─── Extracted records ───
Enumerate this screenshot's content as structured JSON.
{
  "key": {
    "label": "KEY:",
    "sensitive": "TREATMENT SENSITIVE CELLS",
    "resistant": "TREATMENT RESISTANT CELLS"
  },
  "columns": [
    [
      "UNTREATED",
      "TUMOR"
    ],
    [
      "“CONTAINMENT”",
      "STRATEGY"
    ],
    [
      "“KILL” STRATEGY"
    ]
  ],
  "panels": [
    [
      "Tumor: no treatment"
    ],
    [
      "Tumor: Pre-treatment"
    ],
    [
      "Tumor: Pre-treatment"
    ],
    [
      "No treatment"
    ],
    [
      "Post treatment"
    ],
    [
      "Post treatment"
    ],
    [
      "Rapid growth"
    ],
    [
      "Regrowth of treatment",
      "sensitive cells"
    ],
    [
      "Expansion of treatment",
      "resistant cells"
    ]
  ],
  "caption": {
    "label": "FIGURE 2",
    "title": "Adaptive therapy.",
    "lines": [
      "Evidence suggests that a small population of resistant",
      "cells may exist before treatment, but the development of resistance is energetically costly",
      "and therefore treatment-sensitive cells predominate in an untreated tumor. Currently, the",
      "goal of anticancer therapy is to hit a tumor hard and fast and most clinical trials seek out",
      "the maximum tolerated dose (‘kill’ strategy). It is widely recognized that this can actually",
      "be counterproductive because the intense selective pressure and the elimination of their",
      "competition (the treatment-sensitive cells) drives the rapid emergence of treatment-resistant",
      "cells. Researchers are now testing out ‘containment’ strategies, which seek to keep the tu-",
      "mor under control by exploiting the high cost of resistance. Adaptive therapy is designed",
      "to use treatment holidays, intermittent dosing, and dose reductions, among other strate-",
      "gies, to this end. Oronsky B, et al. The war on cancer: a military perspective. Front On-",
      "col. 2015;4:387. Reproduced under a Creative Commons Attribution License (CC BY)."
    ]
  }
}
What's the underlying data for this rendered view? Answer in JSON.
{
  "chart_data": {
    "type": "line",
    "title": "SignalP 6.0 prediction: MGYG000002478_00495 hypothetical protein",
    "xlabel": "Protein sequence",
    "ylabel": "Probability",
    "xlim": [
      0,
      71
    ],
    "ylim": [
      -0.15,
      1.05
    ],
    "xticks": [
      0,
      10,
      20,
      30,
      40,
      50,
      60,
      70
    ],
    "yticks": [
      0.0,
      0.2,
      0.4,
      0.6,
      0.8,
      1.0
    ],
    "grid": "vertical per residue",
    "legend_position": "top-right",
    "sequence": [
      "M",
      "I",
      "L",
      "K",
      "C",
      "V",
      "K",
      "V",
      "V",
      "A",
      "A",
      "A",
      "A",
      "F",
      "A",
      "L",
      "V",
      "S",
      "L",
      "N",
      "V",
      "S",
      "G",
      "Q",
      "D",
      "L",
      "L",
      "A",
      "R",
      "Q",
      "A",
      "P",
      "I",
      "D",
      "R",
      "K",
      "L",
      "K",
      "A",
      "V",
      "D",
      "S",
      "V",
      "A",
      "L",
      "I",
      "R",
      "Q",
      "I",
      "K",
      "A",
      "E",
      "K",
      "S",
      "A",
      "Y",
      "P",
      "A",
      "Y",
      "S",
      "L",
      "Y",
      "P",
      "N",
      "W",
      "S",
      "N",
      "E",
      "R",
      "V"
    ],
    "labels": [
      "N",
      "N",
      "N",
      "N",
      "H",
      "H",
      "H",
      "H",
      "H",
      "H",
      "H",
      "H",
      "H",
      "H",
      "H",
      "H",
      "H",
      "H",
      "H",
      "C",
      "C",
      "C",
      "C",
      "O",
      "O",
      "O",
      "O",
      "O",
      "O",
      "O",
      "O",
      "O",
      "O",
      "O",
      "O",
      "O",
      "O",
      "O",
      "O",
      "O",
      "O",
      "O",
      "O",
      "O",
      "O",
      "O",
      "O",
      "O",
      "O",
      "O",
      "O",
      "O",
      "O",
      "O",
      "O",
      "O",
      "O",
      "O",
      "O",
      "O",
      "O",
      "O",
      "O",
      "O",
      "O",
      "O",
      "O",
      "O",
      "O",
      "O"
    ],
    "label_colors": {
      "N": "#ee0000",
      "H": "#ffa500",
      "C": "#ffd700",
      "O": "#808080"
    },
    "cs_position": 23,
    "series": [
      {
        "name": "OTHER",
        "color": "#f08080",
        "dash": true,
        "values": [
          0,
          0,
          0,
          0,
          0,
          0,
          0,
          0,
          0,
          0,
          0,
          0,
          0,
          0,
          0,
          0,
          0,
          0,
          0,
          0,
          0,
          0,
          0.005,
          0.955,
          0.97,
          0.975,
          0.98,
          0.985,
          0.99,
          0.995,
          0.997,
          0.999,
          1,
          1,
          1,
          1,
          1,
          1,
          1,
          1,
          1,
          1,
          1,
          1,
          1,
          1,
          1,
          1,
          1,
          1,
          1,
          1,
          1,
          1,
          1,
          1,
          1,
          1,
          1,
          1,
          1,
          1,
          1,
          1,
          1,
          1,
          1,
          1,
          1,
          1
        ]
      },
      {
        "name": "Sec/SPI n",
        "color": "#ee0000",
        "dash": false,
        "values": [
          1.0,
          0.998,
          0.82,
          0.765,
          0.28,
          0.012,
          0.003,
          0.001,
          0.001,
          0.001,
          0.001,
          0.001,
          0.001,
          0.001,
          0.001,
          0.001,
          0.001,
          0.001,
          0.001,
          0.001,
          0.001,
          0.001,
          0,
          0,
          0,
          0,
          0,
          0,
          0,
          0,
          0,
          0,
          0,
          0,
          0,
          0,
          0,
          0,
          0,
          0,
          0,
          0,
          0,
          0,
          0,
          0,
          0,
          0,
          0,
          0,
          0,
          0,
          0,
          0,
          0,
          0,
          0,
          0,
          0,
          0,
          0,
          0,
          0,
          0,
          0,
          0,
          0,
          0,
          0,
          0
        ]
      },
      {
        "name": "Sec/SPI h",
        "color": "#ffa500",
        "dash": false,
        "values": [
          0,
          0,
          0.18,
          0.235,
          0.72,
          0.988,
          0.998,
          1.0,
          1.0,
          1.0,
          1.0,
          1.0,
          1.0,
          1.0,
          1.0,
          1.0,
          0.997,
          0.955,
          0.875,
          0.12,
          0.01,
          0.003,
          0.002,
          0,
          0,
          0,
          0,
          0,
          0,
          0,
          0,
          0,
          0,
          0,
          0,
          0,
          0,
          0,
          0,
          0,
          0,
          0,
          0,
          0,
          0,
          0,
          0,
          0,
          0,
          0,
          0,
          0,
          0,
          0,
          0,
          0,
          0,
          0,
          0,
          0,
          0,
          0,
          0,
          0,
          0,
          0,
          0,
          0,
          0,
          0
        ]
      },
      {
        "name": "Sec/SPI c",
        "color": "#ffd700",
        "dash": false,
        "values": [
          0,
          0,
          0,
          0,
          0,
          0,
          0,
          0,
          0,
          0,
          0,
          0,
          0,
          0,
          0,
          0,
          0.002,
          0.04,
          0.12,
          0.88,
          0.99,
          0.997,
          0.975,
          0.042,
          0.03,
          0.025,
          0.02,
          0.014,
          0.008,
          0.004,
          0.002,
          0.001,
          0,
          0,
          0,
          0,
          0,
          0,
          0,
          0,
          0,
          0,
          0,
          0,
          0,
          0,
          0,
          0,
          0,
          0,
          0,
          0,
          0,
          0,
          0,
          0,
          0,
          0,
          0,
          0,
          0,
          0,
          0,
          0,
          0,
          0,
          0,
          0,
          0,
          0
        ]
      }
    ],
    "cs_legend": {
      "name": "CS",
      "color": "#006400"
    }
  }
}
───
- _Task item_: Please show, exactly as written, every line above that contains the word "dose".

- _Result of the task_:
      "the maximum tolerated dose (‘kill’ strategy). It is widely recognized that this can actually",
      "to use treatment holidays, intermittent dosing, and dose reductions, among other strate-",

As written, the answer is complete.